(Items from a figure collection)
* * * * * * *

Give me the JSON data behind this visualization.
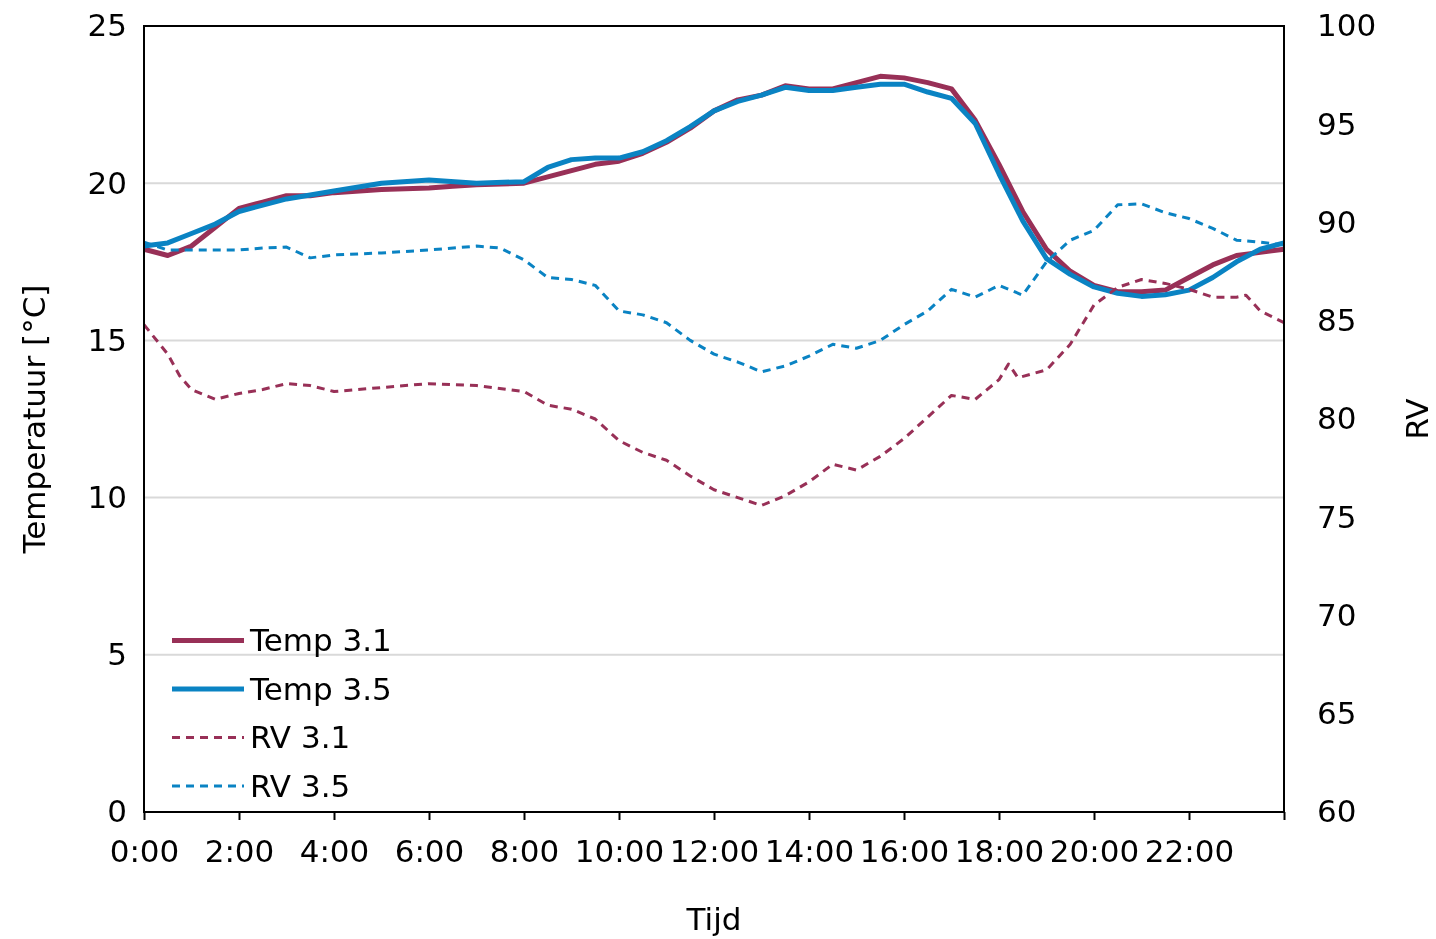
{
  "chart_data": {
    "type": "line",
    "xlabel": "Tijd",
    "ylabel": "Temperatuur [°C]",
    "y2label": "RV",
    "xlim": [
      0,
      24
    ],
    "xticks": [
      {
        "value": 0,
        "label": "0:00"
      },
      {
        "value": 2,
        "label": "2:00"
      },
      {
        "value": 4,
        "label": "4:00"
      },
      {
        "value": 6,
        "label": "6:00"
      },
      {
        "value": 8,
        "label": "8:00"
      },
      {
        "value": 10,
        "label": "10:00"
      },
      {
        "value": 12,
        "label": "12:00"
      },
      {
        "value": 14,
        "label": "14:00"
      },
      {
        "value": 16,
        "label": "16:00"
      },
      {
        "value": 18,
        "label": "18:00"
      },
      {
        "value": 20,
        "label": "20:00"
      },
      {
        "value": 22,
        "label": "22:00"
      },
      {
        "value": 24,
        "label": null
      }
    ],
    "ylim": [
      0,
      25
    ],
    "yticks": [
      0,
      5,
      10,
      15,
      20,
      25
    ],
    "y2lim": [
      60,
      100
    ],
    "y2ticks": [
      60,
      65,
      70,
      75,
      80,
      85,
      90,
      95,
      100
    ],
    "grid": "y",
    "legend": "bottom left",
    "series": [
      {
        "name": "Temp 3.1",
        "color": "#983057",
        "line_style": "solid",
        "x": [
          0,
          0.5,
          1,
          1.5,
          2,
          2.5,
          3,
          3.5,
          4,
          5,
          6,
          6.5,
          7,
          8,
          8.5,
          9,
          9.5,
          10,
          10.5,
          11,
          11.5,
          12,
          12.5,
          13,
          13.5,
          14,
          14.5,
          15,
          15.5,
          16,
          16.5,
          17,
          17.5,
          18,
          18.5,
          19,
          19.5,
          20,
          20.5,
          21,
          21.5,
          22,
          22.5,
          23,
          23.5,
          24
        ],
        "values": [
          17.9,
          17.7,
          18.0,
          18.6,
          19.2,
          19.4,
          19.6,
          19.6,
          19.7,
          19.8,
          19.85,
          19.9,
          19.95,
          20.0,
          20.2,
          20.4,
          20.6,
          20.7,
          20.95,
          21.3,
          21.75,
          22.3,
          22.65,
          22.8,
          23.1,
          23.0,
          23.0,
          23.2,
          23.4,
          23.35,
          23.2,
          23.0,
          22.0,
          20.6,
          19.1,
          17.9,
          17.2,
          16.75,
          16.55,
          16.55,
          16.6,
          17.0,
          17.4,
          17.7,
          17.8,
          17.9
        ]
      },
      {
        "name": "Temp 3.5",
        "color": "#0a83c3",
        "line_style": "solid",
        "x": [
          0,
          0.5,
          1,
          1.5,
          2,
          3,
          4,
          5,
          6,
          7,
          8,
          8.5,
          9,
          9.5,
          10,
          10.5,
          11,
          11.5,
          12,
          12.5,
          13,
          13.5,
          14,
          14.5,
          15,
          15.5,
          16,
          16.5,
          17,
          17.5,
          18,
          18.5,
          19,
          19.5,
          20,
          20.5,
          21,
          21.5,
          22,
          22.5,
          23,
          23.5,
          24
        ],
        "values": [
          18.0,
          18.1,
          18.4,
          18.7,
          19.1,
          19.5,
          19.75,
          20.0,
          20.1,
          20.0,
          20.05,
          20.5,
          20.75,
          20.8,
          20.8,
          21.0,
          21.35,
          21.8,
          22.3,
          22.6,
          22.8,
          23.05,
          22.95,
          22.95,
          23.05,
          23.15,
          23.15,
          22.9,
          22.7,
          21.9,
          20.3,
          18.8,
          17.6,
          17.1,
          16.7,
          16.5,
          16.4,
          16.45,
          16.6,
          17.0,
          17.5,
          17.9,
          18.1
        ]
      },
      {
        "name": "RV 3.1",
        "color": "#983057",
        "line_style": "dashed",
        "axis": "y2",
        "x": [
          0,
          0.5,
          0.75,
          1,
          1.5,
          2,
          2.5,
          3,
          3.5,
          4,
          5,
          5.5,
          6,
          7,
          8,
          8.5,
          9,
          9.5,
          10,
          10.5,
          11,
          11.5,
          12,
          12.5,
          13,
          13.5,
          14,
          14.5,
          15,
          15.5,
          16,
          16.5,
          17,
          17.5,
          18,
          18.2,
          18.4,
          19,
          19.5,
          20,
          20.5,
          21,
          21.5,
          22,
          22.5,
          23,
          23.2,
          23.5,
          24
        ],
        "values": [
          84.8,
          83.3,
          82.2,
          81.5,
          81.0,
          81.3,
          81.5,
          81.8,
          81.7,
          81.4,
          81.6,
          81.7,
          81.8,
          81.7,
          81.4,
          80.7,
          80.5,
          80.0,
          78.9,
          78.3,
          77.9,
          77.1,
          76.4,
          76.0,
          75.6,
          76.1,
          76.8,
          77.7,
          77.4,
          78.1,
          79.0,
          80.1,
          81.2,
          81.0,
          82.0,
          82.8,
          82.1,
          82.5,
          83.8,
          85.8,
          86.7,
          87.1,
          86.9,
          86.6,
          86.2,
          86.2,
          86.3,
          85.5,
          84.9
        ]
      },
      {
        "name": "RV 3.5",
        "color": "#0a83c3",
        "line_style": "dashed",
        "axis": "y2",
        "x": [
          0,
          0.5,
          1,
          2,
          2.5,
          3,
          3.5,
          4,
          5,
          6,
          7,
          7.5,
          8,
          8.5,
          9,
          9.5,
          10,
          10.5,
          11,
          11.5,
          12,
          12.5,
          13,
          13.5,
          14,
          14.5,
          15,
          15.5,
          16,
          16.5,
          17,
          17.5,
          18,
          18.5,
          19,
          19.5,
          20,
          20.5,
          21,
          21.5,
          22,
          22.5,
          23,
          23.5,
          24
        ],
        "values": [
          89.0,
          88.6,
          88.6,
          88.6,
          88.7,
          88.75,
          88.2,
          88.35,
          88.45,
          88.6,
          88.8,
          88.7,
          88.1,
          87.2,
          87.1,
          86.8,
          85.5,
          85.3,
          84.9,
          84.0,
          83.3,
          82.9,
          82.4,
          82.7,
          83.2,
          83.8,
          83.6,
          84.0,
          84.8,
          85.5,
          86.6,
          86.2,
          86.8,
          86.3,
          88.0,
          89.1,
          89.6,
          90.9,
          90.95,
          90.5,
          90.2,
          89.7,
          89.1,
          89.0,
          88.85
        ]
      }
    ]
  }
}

* * * * * * *

**GOAL**
Every entry must be written out exactly, with all pictures left out.

**SOLVED PROBLEM**
Give me the JSON data behind this visualization.
{
  "chart_data": {
    "type": "line",
    "xlabel": "Tijd",
    "ylabel": "Temperatuur [°C]",
    "y2label": "RV",
    "xlim": [
      0,
      24
    ],
    "xticks": [
      {
        "value": 0,
        "label": "0:00"
      },
      {
        "value": 2,
        "label": "2:00"
      },
      {
        "value": 4,
        "label": "4:00"
      },
      {
        "value": 6,
        "label": "6:00"
      },
      {
        "value": 8,
        "label": "8:00"
      },
      {
        "value": 10,
        "label": "10:00"
      },
      {
        "value": 12,
        "label": "12:00"
      },
      {
        "value": 14,
        "label": "14:00"
      },
      {
        "value": 16,
        "label": "16:00"
      },
      {
        "value": 18,
        "label": "18:00"
      },
      {
        "value": 20,
        "label": "20:00"
      },
      {
        "value": 22,
        "label": "22:00"
      },
      {
        "value": 24,
        "label": null
      }
    ],
    "ylim": [
      0,
      25
    ],
    "yticks": [
      0,
      5,
      10,
      15,
      20,
      25
    ],
    "y2lim": [
      60,
      100
    ],
    "y2ticks": [
      60,
      65,
      70,
      75,
      80,
      85,
      90,
      95,
      100
    ],
    "grid": "y",
    "legend": "bottom left",
    "series": [
      {
        "name": "Temp 3.1",
        "color": "#983057",
        "line_style": "solid",
        "x": [
          0,
          0.5,
          1,
          1.5,
          2,
          2.5,
          3,
          3.5,
          4,
          5,
          6,
          6.5,
          7,
          8,
          8.5,
          9,
          9.5,
          10,
          10.5,
          11,
          11.5,
          12,
          12.5,
          13,
          13.5,
          14,
          14.5,
          15,
          15.5,
          16,
          16.5,
          17,
          17.5,
          18,
          18.5,
          19,
          19.5,
          20,
          20.5,
          21,
          21.5,
          22,
          22.5,
          23,
          23.5,
          24
        ],
        "values": [
          17.9,
          17.7,
          18.0,
          18.6,
          19.2,
          19.4,
          19.6,
          19.6,
          19.7,
          19.8,
          19.85,
          19.9,
          19.95,
          20.0,
          20.2,
          20.4,
          20.6,
          20.7,
          20.95,
          21.3,
          21.75,
          22.3,
          22.65,
          22.8,
          23.1,
          23.0,
          23.0,
          23.2,
          23.4,
          23.35,
          23.2,
          23.0,
          22.0,
          20.6,
          19.1,
          17.9,
          17.2,
          16.75,
          16.55,
          16.55,
          16.6,
          17.0,
          17.4,
          17.7,
          17.8,
          17.9
        ]
      },
      {
        "name": "Temp 3.5",
        "color": "#0a83c3",
        "line_style": "solid",
        "x": [
          0,
          0.5,
          1,
          1.5,
          2,
          3,
          4,
          5,
          6,
          7,
          8,
          8.5,
          9,
          9.5,
          10,
          10.5,
          11,
          11.5,
          12,
          12.5,
          13,
          13.5,
          14,
          14.5,
          15,
          15.5,
          16,
          16.5,
          17,
          17.5,
          18,
          18.5,
          19,
          19.5,
          20,
          20.5,
          21,
          21.5,
          22,
          22.5,
          23,
          23.5,
          24
        ],
        "values": [
          18.0,
          18.1,
          18.4,
          18.7,
          19.1,
          19.5,
          19.75,
          20.0,
          20.1,
          20.0,
          20.05,
          20.5,
          20.75,
          20.8,
          20.8,
          21.0,
          21.35,
          21.8,
          22.3,
          22.6,
          22.8,
          23.05,
          22.95,
          22.95,
          23.05,
          23.15,
          23.15,
          22.9,
          22.7,
          21.9,
          20.3,
          18.8,
          17.6,
          17.1,
          16.7,
          16.5,
          16.4,
          16.45,
          16.6,
          17.0,
          17.5,
          17.9,
          18.1
        ]
      },
      {
        "name": "RV 3.1",
        "color": "#983057",
        "line_style": "dashed",
        "axis": "y2",
        "x": [
          0,
          0.5,
          0.75,
          1,
          1.5,
          2,
          2.5,
          3,
          3.5,
          4,
          5,
          5.5,
          6,
          7,
          8,
          8.5,
          9,
          9.5,
          10,
          10.5,
          11,
          11.5,
          12,
          12.5,
          13,
          13.5,
          14,
          14.5,
          15,
          15.5,
          16,
          16.5,
          17,
          17.5,
          18,
          18.2,
          18.4,
          19,
          19.5,
          20,
          20.5,
          21,
          21.5,
          22,
          22.5,
          23,
          23.2,
          23.5,
          24
        ],
        "values": [
          84.8,
          83.3,
          82.2,
          81.5,
          81.0,
          81.3,
          81.5,
          81.8,
          81.7,
          81.4,
          81.6,
          81.7,
          81.8,
          81.7,
          81.4,
          80.7,
          80.5,
          80.0,
          78.9,
          78.3,
          77.9,
          77.1,
          76.4,
          76.0,
          75.6,
          76.1,
          76.8,
          77.7,
          77.4,
          78.1,
          79.0,
          80.1,
          81.2,
          81.0,
          82.0,
          82.8,
          82.1,
          82.5,
          83.8,
          85.8,
          86.7,
          87.1,
          86.9,
          86.6,
          86.2,
          86.2,
          86.3,
          85.5,
          84.9
        ]
      },
      {
        "name": "RV 3.5",
        "color": "#0a83c3",
        "line_style": "dashed",
        "axis": "y2",
        "x": [
          0,
          0.5,
          1,
          2,
          2.5,
          3,
          3.5,
          4,
          5,
          6,
          7,
          7.5,
          8,
          8.5,
          9,
          9.5,
          10,
          10.5,
          11,
          11.5,
          12,
          12.5,
          13,
          13.5,
          14,
          14.5,
          15,
          15.5,
          16,
          16.5,
          17,
          17.5,
          18,
          18.5,
          19,
          19.5,
          20,
          20.5,
          21,
          21.5,
          22,
          22.5,
          23,
          23.5,
          24
        ],
        "values": [
          89.0,
          88.6,
          88.6,
          88.6,
          88.7,
          88.75,
          88.2,
          88.35,
          88.45,
          88.6,
          88.8,
          88.7,
          88.1,
          87.2,
          87.1,
          86.8,
          85.5,
          85.3,
          84.9,
          84.0,
          83.3,
          82.9,
          82.4,
          82.7,
          83.2,
          83.8,
          83.6,
          84.0,
          84.8,
          85.5,
          86.6,
          86.2,
          86.8,
          86.3,
          88.0,
          89.1,
          89.6,
          90.9,
          90.95,
          90.5,
          90.2,
          89.7,
          89.1,
          89.0,
          88.85
        ]
      }
    ]
  }
}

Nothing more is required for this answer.